What you should do: All of the data should be repeated exactly; pictures are not part of the copy.

Material for the task:
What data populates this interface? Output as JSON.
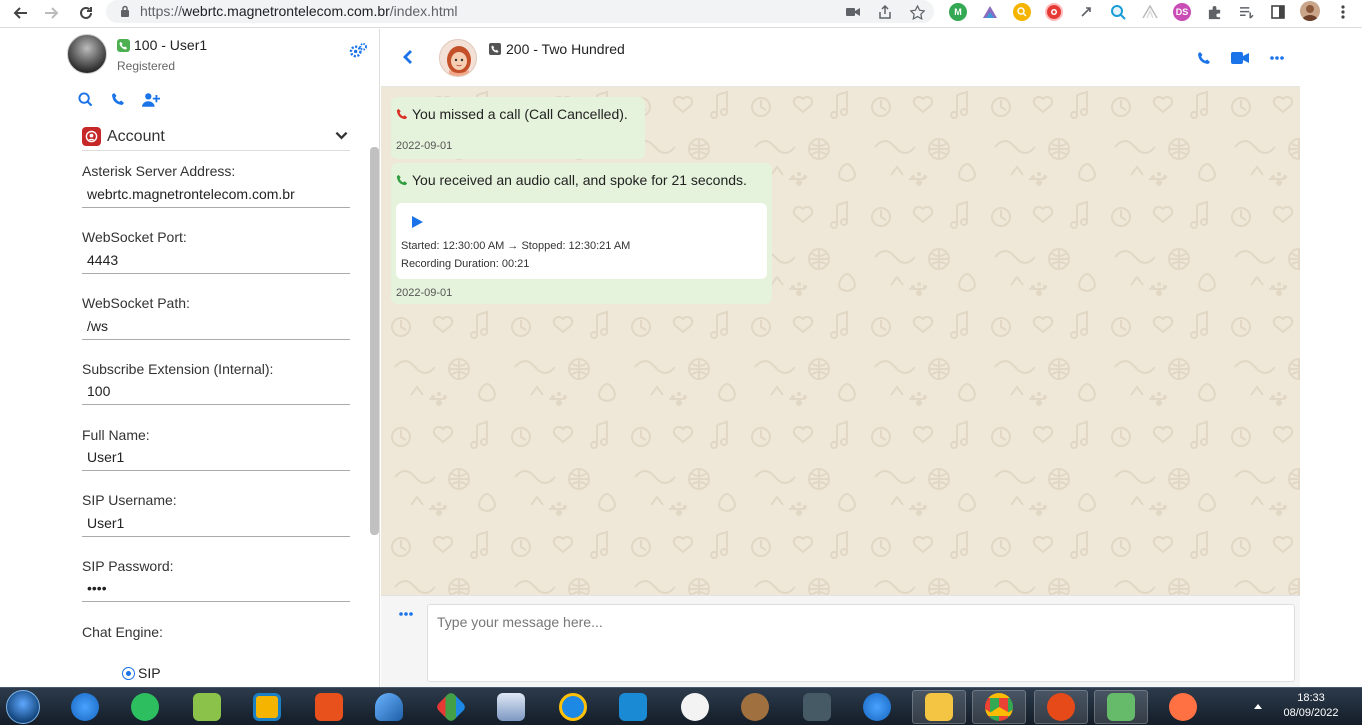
{
  "browser": {
    "url_scheme": "https://",
    "url_host": "webrtc.magnetrontelecom.com.br",
    "url_path": "/index.html"
  },
  "profile": {
    "name": "100 - User1",
    "status": "Registered"
  },
  "account_section": {
    "title": "Account",
    "fields": [
      {
        "label": "Asterisk Server Address:",
        "value": "webrtc.magnetrontelecom.com.br"
      },
      {
        "label": "WebSocket Port:",
        "value": "4443"
      },
      {
        "label": "WebSocket Path:",
        "value": "/ws"
      },
      {
        "label": "Subscribe Extension (Internal):",
        "value": "100"
      },
      {
        "label": "Full Name:",
        "value": "User1"
      },
      {
        "label": "SIP Username:",
        "value": "User1"
      },
      {
        "label": "SIP Password:",
        "value": "••••"
      }
    ],
    "chat_engine_label": "Chat Engine:",
    "chat_engine_option": "SIP"
  },
  "chat": {
    "buddy_name": "200 - Two Hundred",
    "messages": [
      {
        "text": "You missed a call (Call Cancelled).",
        "date": "2022-09-01",
        "icon_color": "#d93025"
      },
      {
        "text": "You received an audio call, and spoke for 21 seconds.",
        "date": "2022-09-01",
        "icon_color": "#2e9d3e",
        "recording": {
          "times": "Started: 12:30:00 AM → Stopped: 12:30:21 AM",
          "duration": "Recording Duration: 00:21"
        }
      }
    ],
    "composer_placeholder": "Type your message here..."
  },
  "colors": {
    "accent": "#1a73e8",
    "bubble": "#e6f3dc",
    "chat_bg": "#efe7d8"
  },
  "taskbar": {
    "time": "18:33",
    "date": "08/09/2022"
  }
}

Correct response:
What data populates this interface? Output as JSON.
{
  "browser": {
    "url_scheme": "https://",
    "url_host": "webrtc.magnetrontelecom.com.br",
    "url_path": "/index.html"
  },
  "profile": {
    "name": "100 - User1",
    "status": "Registered"
  },
  "account_section": {
    "title": "Account",
    "fields": [
      {
        "label": "Asterisk Server Address:",
        "value": "webrtc.magnetrontelecom.com.br"
      },
      {
        "label": "WebSocket Port:",
        "value": "4443"
      },
      {
        "label": "WebSocket Path:",
        "value": "/ws"
      },
      {
        "label": "Subscribe Extension (Internal):",
        "value": "100"
      },
      {
        "label": "Full Name:",
        "value": "User1"
      },
      {
        "label": "SIP Username:",
        "value": "User1"
      },
      {
        "label": "SIP Password:",
        "value": "••••"
      }
    ],
    "chat_engine_label": "Chat Engine:",
    "chat_engine_option": "SIP"
  },
  "chat": {
    "buddy_name": "200 - Two Hundred",
    "messages": [
      {
        "text": "You missed a call (Call Cancelled).",
        "date": "2022-09-01",
        "icon_color": "#d93025"
      },
      {
        "text": "You received an audio call, and spoke for 21 seconds.",
        "date": "2022-09-01",
        "icon_color": "#2e9d3e",
        "recording": {
          "times": "Started: 12:30:00 AM → Stopped: 12:30:21 AM",
          "duration": "Recording Duration: 00:21"
        }
      }
    ],
    "composer_placeholder": "Type your message here..."
  },
  "colors": {
    "accent": "#1a73e8",
    "bubble": "#e6f3dc",
    "chat_bg": "#efe7d8"
  },
  "taskbar": {
    "time": "18:33",
    "date": "08/09/2022"
  }
}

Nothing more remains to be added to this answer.